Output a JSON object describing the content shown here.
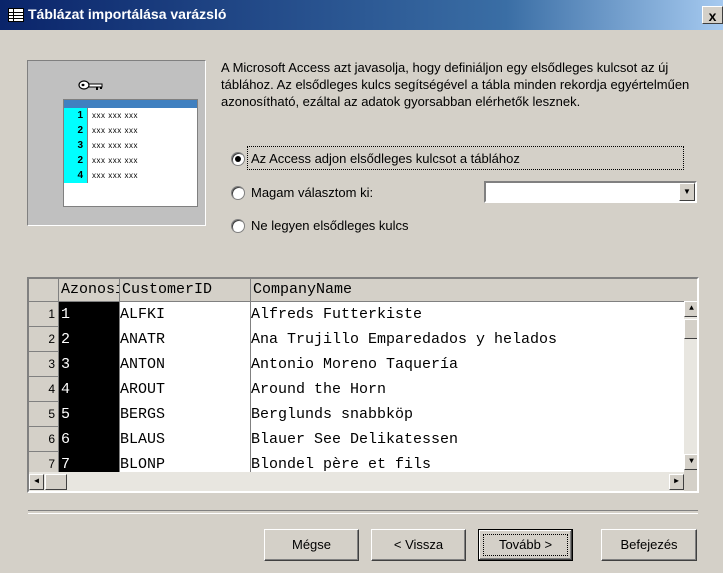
{
  "window": {
    "title": "Táblázat importálása varázsló",
    "close_glyph": "x"
  },
  "illustration": {
    "row_numbers": [
      "1",
      "2",
      "3",
      "2",
      "4"
    ],
    "placeholder": "xxx xxx xxx"
  },
  "description": "A Microsoft Access azt javasolja, hogy definiáljon egy elsődleges kulcsot az új táblához. Az elsődleges kulcs segítségével a tábla minden rekordja egyértelműen azonosítható, ezáltal az adatok gyorsabban elérhetők lesznek.",
  "options": {
    "auto": "Az Access adjon elsődleges kulcsot a táblához",
    "choose": "Magam választom ki:",
    "none": "Ne legyen elsődleges kulcs",
    "selected": "auto"
  },
  "grid": {
    "headers": [
      "Azonosító",
      "CustomerID",
      "CompanyName"
    ],
    "rows": [
      {
        "n": "1",
        "id": "1",
        "cust": "ALFKI",
        "company": "Alfreds Futterkiste"
      },
      {
        "n": "2",
        "id": "2",
        "cust": "ANATR",
        "company": "Ana Trujillo Emparedados y helados"
      },
      {
        "n": "3",
        "id": "3",
        "cust": "ANTON",
        "company": "Antonio Moreno Taquería"
      },
      {
        "n": "4",
        "id": "4",
        "cust": "AROUT",
        "company": "Around the Horn"
      },
      {
        "n": "5",
        "id": "5",
        "cust": "BERGS",
        "company": "Berglunds snabbköp"
      },
      {
        "n": "6",
        "id": "6",
        "cust": "BLAUS",
        "company": "Blauer See Delikatessen"
      },
      {
        "n": "7",
        "id": "7",
        "cust": "BLONP",
        "company": "Blondel père et fils"
      }
    ]
  },
  "buttons": {
    "cancel": "Mégse",
    "back": "< Vissza",
    "next": "Tovább >",
    "finish": "Befejezés"
  }
}
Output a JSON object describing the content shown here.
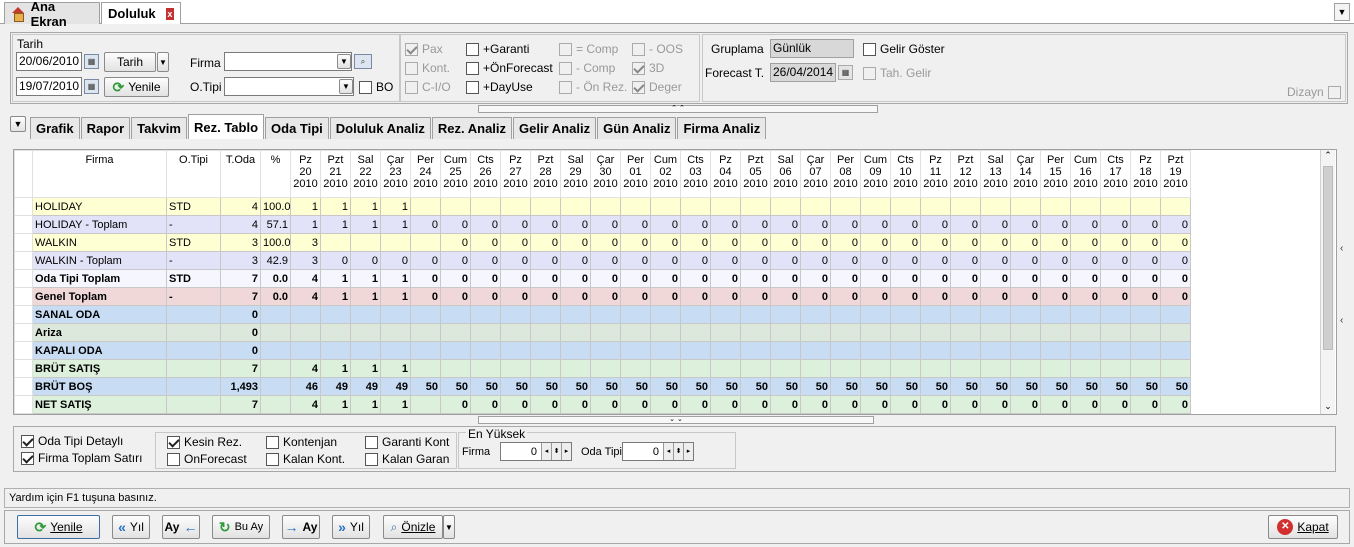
{
  "tabs": [
    {
      "label": "Ana Ekran"
    },
    {
      "label": "Doluluk"
    }
  ],
  "close_tab_glyph": "x",
  "filter": {
    "tarih_label": "Tarih",
    "date_from": "20/06/2010",
    "date_to": "19/07/2010",
    "tarih_button": "Tarih",
    "yenile_button": "Yenile",
    "firma_label": "Firma",
    "firma_value": "",
    "otipi_label": "O.Tipi",
    "otipi_value": "",
    "bo_label": "BO"
  },
  "options": {
    "col1": [
      {
        "label": "Pax",
        "checked": true,
        "disabled": true
      },
      {
        "label": "Kont.",
        "checked": false,
        "disabled": true
      },
      {
        "label": "C-I/O",
        "checked": false,
        "disabled": true
      }
    ],
    "col2": [
      {
        "label": "+Garanti",
        "checked": false,
        "disabled": false
      },
      {
        "label": "+ÖnForecast",
        "checked": false,
        "disabled": false
      },
      {
        "label": "+DayUse",
        "checked": false,
        "disabled": false
      }
    ],
    "col3": [
      {
        "label": "= Comp",
        "checked": false,
        "disabled": true
      },
      {
        "label": "- Comp",
        "checked": false,
        "disabled": true
      },
      {
        "label": "- Ön Rez.",
        "checked": false,
        "disabled": true
      }
    ],
    "col4": [
      {
        "label": "- OOS",
        "checked": false,
        "disabled": true
      },
      {
        "label": "3D",
        "checked": true,
        "disabled": true
      },
      {
        "label": "Deger",
        "checked": true,
        "disabled": true
      }
    ]
  },
  "grouping": {
    "gruplama_label": "Gruplama",
    "gruplama_value": "Günlük",
    "forecast_label": "Forecast T.",
    "forecast_value": "26/04/2014",
    "gelir_goster": "Gelir Göster",
    "tah_gelir": "Tah. Gelir",
    "dizayn": "Dizayn"
  },
  "subtabs": [
    {
      "label": "Grafik"
    },
    {
      "label": "Rapor"
    },
    {
      "label": "Takvim"
    },
    {
      "label": "Rez. Tablo",
      "active": true
    },
    {
      "label": "Oda Tipi"
    },
    {
      "label": "Doluluk Analiz"
    },
    {
      "label": "Rez. Analiz"
    },
    {
      "label": "Gelir Analiz"
    },
    {
      "label": "Gün Analiz"
    },
    {
      "label": "Firma Analiz"
    }
  ],
  "grid": {
    "header_firma": "Firma",
    "header_otipi": "O.Tipi",
    "header_toda": "T.Oda",
    "header_pct": "%",
    "days": [
      [
        "Pz",
        "20",
        "2010"
      ],
      [
        "Pzt",
        "21",
        "2010"
      ],
      [
        "Sal",
        "22",
        "2010"
      ],
      [
        "Çar",
        "23",
        "2010"
      ],
      [
        "Per",
        "24",
        "2010"
      ],
      [
        "Cum",
        "25",
        "2010"
      ],
      [
        "Cts",
        "26",
        "2010"
      ],
      [
        "Pz",
        "27",
        "2010"
      ],
      [
        "Pzt",
        "28",
        "2010"
      ],
      [
        "Sal",
        "29",
        "2010"
      ],
      [
        "Çar",
        "30",
        "2010"
      ],
      [
        "Per",
        "01",
        "2010"
      ],
      [
        "Cum",
        "02",
        "2010"
      ],
      [
        "Cts",
        "03",
        "2010"
      ],
      [
        "Pz",
        "04",
        "2010"
      ],
      [
        "Pzt",
        "05",
        "2010"
      ],
      [
        "Sal",
        "06",
        "2010"
      ],
      [
        "Çar",
        "07",
        "2010"
      ],
      [
        "Per",
        "08",
        "2010"
      ],
      [
        "Cum",
        "09",
        "2010"
      ],
      [
        "Cts",
        "10",
        "2010"
      ],
      [
        "Pz",
        "11",
        "2010"
      ],
      [
        "Pzt",
        "12",
        "2010"
      ],
      [
        "Sal",
        "13",
        "2010"
      ],
      [
        "Çar",
        "14",
        "2010"
      ],
      [
        "Per",
        "15",
        "2010"
      ],
      [
        "Cum",
        "16",
        "2010"
      ],
      [
        "Cts",
        "17",
        "2010"
      ],
      [
        "Pz",
        "18",
        "2010"
      ],
      [
        "Pzt",
        "19",
        "2010"
      ]
    ],
    "rows": [
      {
        "firma": "HOLIDAY",
        "otipi": "STD",
        "toda": "4",
        "pct": "100.0",
        "vals": [
          "1",
          "1",
          "1",
          "1",
          "",
          "",
          "",
          "",
          "",
          "",
          "",
          "",
          "",
          "",
          "",
          "",
          "",
          "",
          "",
          "",
          "",
          "",
          "",
          "",
          "",
          "",
          "",
          "",
          "",
          ""
        ]
      },
      {
        "firma": "HOLIDAY - Toplam",
        "otipi": "-",
        "toda": "4",
        "pct": "57.1",
        "vals": [
          "1",
          "1",
          "1",
          "1",
          "0",
          "0",
          "0",
          "0",
          "0",
          "0",
          "0",
          "0",
          "0",
          "0",
          "0",
          "0",
          "0",
          "0",
          "0",
          "0",
          "0",
          "0",
          "0",
          "0",
          "0",
          "0",
          "0",
          "0",
          "0",
          "0"
        ]
      },
      {
        "firma": "WALKIN",
        "otipi": "STD",
        "toda": "3",
        "pct": "100.0",
        "vals": [
          "3",
          "",
          "",
          "",
          "",
          "0",
          "0",
          "0",
          "0",
          "0",
          "0",
          "0",
          "0",
          "0",
          "0",
          "0",
          "0",
          "0",
          "0",
          "0",
          "0",
          "0",
          "0",
          "0",
          "0",
          "0",
          "0",
          "0",
          "0",
          "0"
        ]
      },
      {
        "firma": "WALKIN - Toplam",
        "otipi": "-",
        "toda": "3",
        "pct": "42.9",
        "vals": [
          "3",
          "0",
          "0",
          "0",
          "0",
          "0",
          "0",
          "0",
          "0",
          "0",
          "0",
          "0",
          "0",
          "0",
          "0",
          "0",
          "0",
          "0",
          "0",
          "0",
          "0",
          "0",
          "0",
          "0",
          "0",
          "0",
          "0",
          "0",
          "0",
          "0"
        ]
      },
      {
        "firma": "Oda Tipi Toplam",
        "otipi": "STD",
        "toda": "7",
        "pct": "0.0",
        "vals": [
          "4",
          "1",
          "1",
          "1",
          "0",
          "0",
          "0",
          "0",
          "0",
          "0",
          "0",
          "0",
          "0",
          "0",
          "0",
          "0",
          "0",
          "0",
          "0",
          "0",
          "0",
          "0",
          "0",
          "0",
          "0",
          "0",
          "0",
          "0",
          "0",
          "0"
        ]
      },
      {
        "firma": "Genel Toplam",
        "otipi": "-",
        "toda": "7",
        "pct": "0.0",
        "vals": [
          "4",
          "1",
          "1",
          "1",
          "0",
          "0",
          "0",
          "0",
          "0",
          "0",
          "0",
          "0",
          "0",
          "0",
          "0",
          "0",
          "0",
          "0",
          "0",
          "0",
          "0",
          "0",
          "0",
          "0",
          "0",
          "0",
          "0",
          "0",
          "0",
          "0"
        ]
      },
      {
        "firma": "SANAL ODA",
        "otipi": "",
        "toda": "0",
        "pct": "",
        "vals": [
          "",
          "",
          "",
          "",
          "",
          "",
          "",
          "",
          "",
          "",
          "",
          "",
          "",
          "",
          "",
          "",
          "",
          "",
          "",
          "",
          "",
          "",
          "",
          "",
          "",
          "",
          "",
          "",
          "",
          ""
        ]
      },
      {
        "firma": "Ariza",
        "otipi": "",
        "toda": "0",
        "pct": "",
        "vals": [
          "",
          "",
          "",
          "",
          "",
          "",
          "",
          "",
          "",
          "",
          "",
          "",
          "",
          "",
          "",
          "",
          "",
          "",
          "",
          "",
          "",
          "",
          "",
          "",
          "",
          "",
          "",
          "",
          "",
          ""
        ]
      },
      {
        "firma": "KAPALI ODA",
        "otipi": "",
        "toda": "0",
        "pct": "",
        "vals": [
          "",
          "",
          "",
          "",
          "",
          "",
          "",
          "",
          "",
          "",
          "",
          "",
          "",
          "",
          "",
          "",
          "",
          "",
          "",
          "",
          "",
          "",
          "",
          "",
          "",
          "",
          "",
          "",
          "",
          ""
        ]
      },
      {
        "firma": "BRÜT SATIŞ",
        "otipi": "",
        "toda": "7",
        "pct": "",
        "vals": [
          "4",
          "1",
          "1",
          "1",
          "",
          "",
          "",
          "",
          "",
          "",
          "",
          "",
          "",
          "",
          "",
          "",
          "",
          "",
          "",
          "",
          "",
          "",
          "",
          "",
          "",
          "",
          "",
          "",
          "",
          ""
        ]
      },
      {
        "firma": "BRÜT BOŞ",
        "otipi": "",
        "toda": "1,493",
        "pct": "",
        "vals": [
          "46",
          "49",
          "49",
          "49",
          "50",
          "50",
          "50",
          "50",
          "50",
          "50",
          "50",
          "50",
          "50",
          "50",
          "50",
          "50",
          "50",
          "50",
          "50",
          "50",
          "50",
          "50",
          "50",
          "50",
          "50",
          "50",
          "50",
          "50",
          "50",
          "50"
        ]
      },
      {
        "firma": "NET SATIŞ",
        "otipi": "",
        "toda": "7",
        "pct": "",
        "vals": [
          "4",
          "1",
          "1",
          "1",
          "",
          "0",
          "0",
          "0",
          "0",
          "0",
          "0",
          "0",
          "0",
          "0",
          "0",
          "0",
          "0",
          "0",
          "0",
          "0",
          "0",
          "0",
          "0",
          "0",
          "0",
          "0",
          "0",
          "0",
          "0",
          "0"
        ]
      }
    ]
  },
  "bottom_options": {
    "oda_tipi_detayli": "Oda Tipi Detaylı",
    "firma_toplam": "Firma Toplam Satırı",
    "kesin_rez": "Kesin Rez.",
    "onforecast": "OnForecast",
    "kontenjan": "Kontenjan",
    "kalan_kont": "Kalan Kont.",
    "garanti_kont": "Garanti Kont",
    "kalan_garan": "Kalan Garan",
    "en_yuksek": "En Yüksek",
    "firma_label": "Firma",
    "firma_val": "0",
    "oda_tipi_label": "Oda Tipi",
    "oda_tipi_val": "0"
  },
  "status_text": "Yardım için F1 tuşuna basınız.",
  "bottom_buttons": {
    "yenile": "Yenile",
    "yil_prev": "Yıl",
    "ay_prev": "Ay",
    "bu_ay": "Bu Ay",
    "ay_next": "Ay",
    "yil_next": "Yıl",
    "onizle": "Önizle",
    "kapat": "Kapat"
  }
}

+--

TASK INSTRUCTIONS: Using the listing above, show every line that includes the string "Garanti".

EXERCISE SOLUTION:
        "label": "+Garanti",
    "garanti_kont": "Garanti Kont",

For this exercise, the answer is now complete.